◆ **EXERCISE GOAL**
Reproduce each record below exactly as written.

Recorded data
====
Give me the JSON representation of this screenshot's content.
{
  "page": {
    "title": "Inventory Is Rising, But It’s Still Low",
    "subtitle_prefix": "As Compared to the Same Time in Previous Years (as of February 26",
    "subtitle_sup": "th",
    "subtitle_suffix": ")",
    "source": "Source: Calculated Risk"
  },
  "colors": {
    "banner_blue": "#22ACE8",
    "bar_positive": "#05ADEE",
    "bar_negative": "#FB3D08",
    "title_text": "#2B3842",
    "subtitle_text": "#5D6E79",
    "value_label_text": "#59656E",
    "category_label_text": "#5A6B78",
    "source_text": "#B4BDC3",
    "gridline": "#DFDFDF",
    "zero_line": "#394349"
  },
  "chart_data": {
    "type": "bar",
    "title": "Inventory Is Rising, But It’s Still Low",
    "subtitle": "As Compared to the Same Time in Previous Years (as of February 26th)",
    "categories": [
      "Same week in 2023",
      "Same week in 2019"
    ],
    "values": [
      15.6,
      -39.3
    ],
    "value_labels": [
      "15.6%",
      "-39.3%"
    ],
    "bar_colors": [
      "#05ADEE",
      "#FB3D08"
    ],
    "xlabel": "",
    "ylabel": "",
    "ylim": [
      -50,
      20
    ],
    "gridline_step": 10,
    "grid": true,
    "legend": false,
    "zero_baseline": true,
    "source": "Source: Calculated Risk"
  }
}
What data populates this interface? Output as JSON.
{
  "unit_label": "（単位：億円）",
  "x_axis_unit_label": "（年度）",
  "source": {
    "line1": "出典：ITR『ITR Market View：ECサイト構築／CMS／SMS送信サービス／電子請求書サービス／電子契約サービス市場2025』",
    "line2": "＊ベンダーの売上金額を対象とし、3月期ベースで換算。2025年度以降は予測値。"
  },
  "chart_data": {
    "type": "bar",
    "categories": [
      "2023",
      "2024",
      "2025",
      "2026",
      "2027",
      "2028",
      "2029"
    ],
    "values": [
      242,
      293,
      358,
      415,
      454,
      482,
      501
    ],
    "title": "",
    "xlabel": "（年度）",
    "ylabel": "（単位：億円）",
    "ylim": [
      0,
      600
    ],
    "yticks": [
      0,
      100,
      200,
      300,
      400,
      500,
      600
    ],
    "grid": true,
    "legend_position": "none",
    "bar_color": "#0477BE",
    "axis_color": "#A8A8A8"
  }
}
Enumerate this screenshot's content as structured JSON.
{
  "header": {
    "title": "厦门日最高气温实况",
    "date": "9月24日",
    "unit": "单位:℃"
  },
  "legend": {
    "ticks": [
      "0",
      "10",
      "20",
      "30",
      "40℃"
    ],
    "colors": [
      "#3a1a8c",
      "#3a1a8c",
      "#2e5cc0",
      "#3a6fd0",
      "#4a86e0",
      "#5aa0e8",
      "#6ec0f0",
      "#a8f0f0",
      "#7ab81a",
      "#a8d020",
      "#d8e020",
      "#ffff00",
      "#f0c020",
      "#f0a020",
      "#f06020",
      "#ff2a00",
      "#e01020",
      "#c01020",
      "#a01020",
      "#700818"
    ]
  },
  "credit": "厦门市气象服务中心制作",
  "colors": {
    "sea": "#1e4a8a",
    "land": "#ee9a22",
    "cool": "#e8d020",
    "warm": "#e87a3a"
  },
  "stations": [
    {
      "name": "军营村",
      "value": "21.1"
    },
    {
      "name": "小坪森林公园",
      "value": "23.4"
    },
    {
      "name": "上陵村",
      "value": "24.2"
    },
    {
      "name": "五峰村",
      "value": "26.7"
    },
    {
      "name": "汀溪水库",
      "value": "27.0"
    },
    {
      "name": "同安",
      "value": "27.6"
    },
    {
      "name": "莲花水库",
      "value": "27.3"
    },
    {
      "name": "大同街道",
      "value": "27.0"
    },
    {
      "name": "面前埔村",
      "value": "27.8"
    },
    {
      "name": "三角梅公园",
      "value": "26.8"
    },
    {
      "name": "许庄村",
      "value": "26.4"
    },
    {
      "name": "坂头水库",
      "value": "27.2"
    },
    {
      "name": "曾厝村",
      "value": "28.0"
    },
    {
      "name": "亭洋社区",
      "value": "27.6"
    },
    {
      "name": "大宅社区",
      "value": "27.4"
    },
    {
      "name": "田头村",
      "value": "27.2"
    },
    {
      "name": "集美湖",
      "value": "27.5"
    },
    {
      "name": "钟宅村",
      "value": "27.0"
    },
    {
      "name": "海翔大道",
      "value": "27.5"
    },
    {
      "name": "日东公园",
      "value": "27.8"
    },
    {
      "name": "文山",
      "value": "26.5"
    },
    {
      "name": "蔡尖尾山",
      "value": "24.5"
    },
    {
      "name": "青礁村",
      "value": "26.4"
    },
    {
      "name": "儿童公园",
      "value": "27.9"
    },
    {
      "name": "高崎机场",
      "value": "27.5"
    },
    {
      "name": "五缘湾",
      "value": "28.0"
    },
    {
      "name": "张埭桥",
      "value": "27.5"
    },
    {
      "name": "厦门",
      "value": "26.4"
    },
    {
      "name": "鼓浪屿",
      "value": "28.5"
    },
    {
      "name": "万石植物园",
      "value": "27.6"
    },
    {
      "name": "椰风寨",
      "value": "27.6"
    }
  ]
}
====
◆ **THE REPLY**
Give me the JSON representation of this screenshot's content.
{
  "page": {
    "title": "Inventory Is Rising, But It’s Still Low",
    "subtitle_prefix": "As Compared to the Same Time in Previous Years (as of February 26",
    "subtitle_sup": "th",
    "subtitle_suffix": ")",
    "source": "Source: Calculated Risk"
  },
  "colors": {
    "banner_blue": "#22ACE8",
    "bar_positive": "#05ADEE",
    "bar_negative": "#FB3D08",
    "title_text": "#2B3842",
    "subtitle_text": "#5D6E79",
    "value_label_text": "#59656E",
    "category_label_text": "#5A6B78",
    "source_text": "#B4BDC3",
    "gridline": "#DFDFDF",
    "zero_line": "#394349"
  },
  "chart_data": {
    "type": "bar",
    "title": "Inventory Is Rising, But It’s Still Low",
    "subtitle": "As Compared to the Same Time in Previous Years (as of February 26th)",
    "categories": [
      "Same week in 2023",
      "Same week in 2019"
    ],
    "values": [
      15.6,
      -39.3
    ],
    "value_labels": [
      "15.6%",
      "-39.3%"
    ],
    "bar_colors": [
      "#05ADEE",
      "#FB3D08"
    ],
    "xlabel": "",
    "ylabel": "",
    "ylim": [
      -50,
      20
    ],
    "gridline_step": 10,
    "grid": true,
    "legend": false,
    "zero_baseline": true,
    "source": "Source: Calculated Risk"
  }
}
What data populates this interface? Output as JSON.
{
  "unit_label": "（単位：億円）",
  "x_axis_unit_label": "（年度）",
  "source": {
    "line1": "出典：ITR『ITR Market View：ECサイト構築／CMS／SMS送信サービス／電子請求書サービス／電子契約サービス市場2025』",
    "line2": "＊ベンダーの売上金額を対象とし、3月期ベースで換算。2025年度以降は予測値。"
  },
  "chart_data": {
    "type": "bar",
    "categories": [
      "2023",
      "2024",
      "2025",
      "2026",
      "2027",
      "2028",
      "2029"
    ],
    "values": [
      242,
      293,
      358,
      415,
      454,
      482,
      501
    ],
    "title": "",
    "xlabel": "（年度）",
    "ylabel": "（単位：億円）",
    "ylim": [
      0,
      600
    ],
    "yticks": [
      0,
      100,
      200,
      300,
      400,
      500,
      600
    ],
    "grid": true,
    "legend_position": "none",
    "bar_color": "#0477BE",
    "axis_color": "#A8A8A8"
  }
}
Enumerate this screenshot's content as structured JSON.
{
  "header": {
    "title": "厦门日最高气温实况",
    "date": "9月24日",
    "unit": "单位:℃"
  },
  "legend": {
    "ticks": [
      "0",
      "10",
      "20",
      "30",
      "40℃"
    ],
    "colors": [
      "#3a1a8c",
      "#3a1a8c",
      "#2e5cc0",
      "#3a6fd0",
      "#4a86e0",
      "#5aa0e8",
      "#6ec0f0",
      "#a8f0f0",
      "#7ab81a",
      "#a8d020",
      "#d8e020",
      "#ffff00",
      "#f0c020",
      "#f0a020",
      "#f06020",
      "#ff2a00",
      "#e01020",
      "#c01020",
      "#a01020",
      "#700818"
    ]
  },
  "credit": "厦门市气象服务中心制作",
  "colors": {
    "sea": "#1e4a8a",
    "land": "#ee9a22",
    "cool": "#e8d020",
    "warm": "#e87a3a"
  },
  "stations": [
    {
      "name": "军营村",
      "value": "21.1"
    },
    {
      "name": "小坪森林公园",
      "value": "23.4"
    },
    {
      "name": "上陵村",
      "value": "24.2"
    },
    {
      "name": "五峰村",
      "value": "26.7"
    },
    {
      "name": "汀溪水库",
      "value": "27.0"
    },
    {
      "name": "同安",
      "value": "27.6"
    },
    {
      "name": "莲花水库",
      "value": "27.3"
    },
    {
      "name": "大同街道",
      "value": "27.0"
    },
    {
      "name": "面前埔村",
      "value": "27.8"
    },
    {
      "name": "三角梅公园",
      "value": "26.8"
    },
    {
      "name": "许庄村",
      "value": "26.4"
    },
    {
      "name": "坂头水库",
      "value": "27.2"
    },
    {
      "name": "曾厝村",
      "value": "28.0"
    },
    {
      "name": "亭洋社区",
      "value": "27.6"
    },
    {
      "name": "大宅社区",
      "value": "27.4"
    },
    {
      "name": "田头村",
      "value": "27.2"
    },
    {
      "name": "集美湖",
      "value": "27.5"
    },
    {
      "name": "钟宅村",
      "value": "27.0"
    },
    {
      "name": "海翔大道",
      "value": "27.5"
    },
    {
      "name": "日东公园",
      "value": "27.8"
    },
    {
      "name": "文山",
      "value": "26.5"
    },
    {
      "name": "蔡尖尾山",
      "value": "24.5"
    },
    {
      "name": "青礁村",
      "value": "26.4"
    },
    {
      "name": "儿童公园",
      "value": "27.9"
    },
    {
      "name": "高崎机场",
      "value": "27.5"
    },
    {
      "name": "五缘湾",
      "value": "28.0"
    },
    {
      "name": "张埭桥",
      "value": "27.5"
    },
    {
      "name": "厦门",
      "value": "26.4"
    },
    {
      "name": "鼓浪屿",
      "value": "28.5"
    },
    {
      "name": "万石植物园",
      "value": "27.6"
    },
    {
      "name": "椰风寨",
      "value": "27.6"
    }
  ]
}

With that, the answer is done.